**TASK INPUT:**
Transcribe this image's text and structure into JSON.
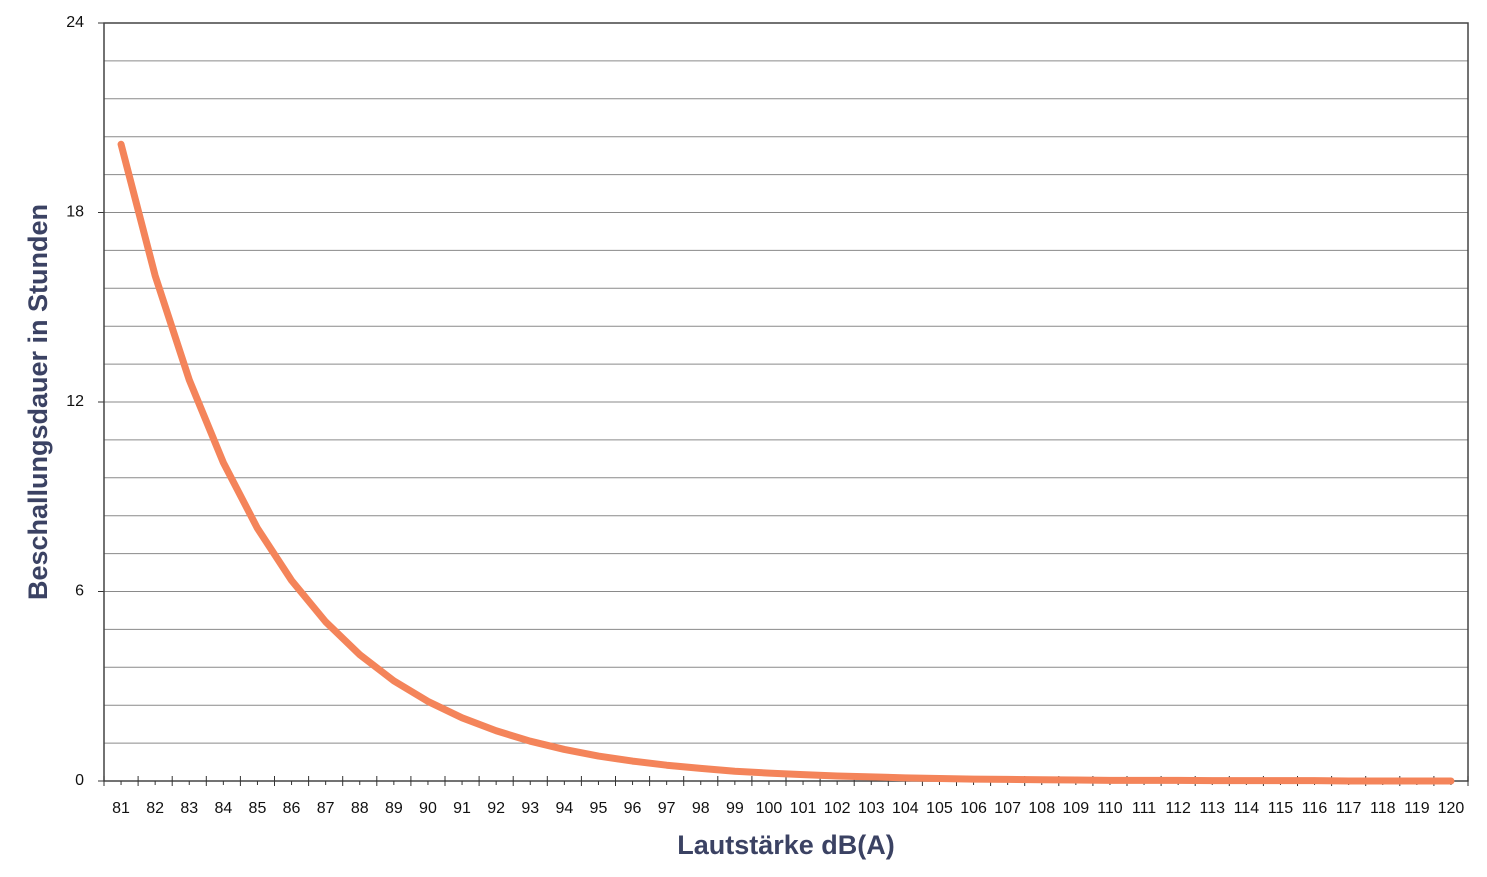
{
  "chart_data": {
    "type": "line",
    "x_label": "Lautstärke dB(A)",
    "y_label": "Beschallungsdauer in Stunden",
    "categories": [
      "81",
      "82",
      "83",
      "84",
      "85",
      "86",
      "87",
      "88",
      "89",
      "90",
      "91",
      "92",
      "93",
      "94",
      "95",
      "96",
      "97",
      "98",
      "99",
      "100",
      "101",
      "102",
      "103",
      "104",
      "105",
      "106",
      "107",
      "108",
      "109",
      "110",
      "111",
      "112",
      "113",
      "114",
      "115",
      "116",
      "117",
      "118",
      "119",
      "120"
    ],
    "series": [
      {
        "color": "#f4845a",
        "values": [
          20.16,
          16.0,
          12.7,
          10.08,
          8,
          6.35,
          5.04,
          4,
          3.17,
          2.52,
          2,
          1.59,
          1.26,
          1,
          0.79,
          0.63,
          0.5,
          0.4,
          0.31,
          0.25,
          0.2,
          0.16,
          0.13,
          0.1,
          0.08,
          0.06,
          0.05,
          0.04,
          0.03,
          0.02,
          0.02,
          0.02,
          0.01,
          0.01,
          0.01,
          0.01,
          0,
          0,
          0,
          0
        ]
      }
    ],
    "ylim": [
      0,
      24
    ],
    "yticks": [
      0,
      6,
      12,
      18,
      24
    ],
    "ygrid": [
      1.2,
      2.4,
      3.6,
      4.8,
      6,
      7.2,
      8.4,
      9.6,
      10.8,
      12,
      13.2,
      14.4,
      15.6,
      16.8,
      18,
      19.2,
      20.4,
      21.6,
      22.8
    ],
    "grid": true
  }
}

**WORK TO DO:** All records above are to be printed exactly, minus the pictures they contain.

**EXERCISE SOLUTION:**
Transcribe this image's text and structure into JSON.
{
  "chart_data": {
    "type": "line",
    "x_label": "Lautstärke dB(A)",
    "y_label": "Beschallungsdauer in Stunden",
    "categories": [
      "81",
      "82",
      "83",
      "84",
      "85",
      "86",
      "87",
      "88",
      "89",
      "90",
      "91",
      "92",
      "93",
      "94",
      "95",
      "96",
      "97",
      "98",
      "99",
      "100",
      "101",
      "102",
      "103",
      "104",
      "105",
      "106",
      "107",
      "108",
      "109",
      "110",
      "111",
      "112",
      "113",
      "114",
      "115",
      "116",
      "117",
      "118",
      "119",
      "120"
    ],
    "series": [
      {
        "color": "#f4845a",
        "values": [
          20.16,
          16.0,
          12.7,
          10.08,
          8,
          6.35,
          5.04,
          4,
          3.17,
          2.52,
          2,
          1.59,
          1.26,
          1,
          0.79,
          0.63,
          0.5,
          0.4,
          0.31,
          0.25,
          0.2,
          0.16,
          0.13,
          0.1,
          0.08,
          0.06,
          0.05,
          0.04,
          0.03,
          0.02,
          0.02,
          0.02,
          0.01,
          0.01,
          0.01,
          0.01,
          0,
          0,
          0,
          0
        ]
      }
    ],
    "ylim": [
      0,
      24
    ],
    "yticks": [
      0,
      6,
      12,
      18,
      24
    ],
    "ygrid": [
      1.2,
      2.4,
      3.6,
      4.8,
      6,
      7.2,
      8.4,
      9.6,
      10.8,
      12,
      13.2,
      14.4,
      15.6,
      16.8,
      18,
      19.2,
      20.4,
      21.6,
      22.8
    ],
    "grid": true
  }
}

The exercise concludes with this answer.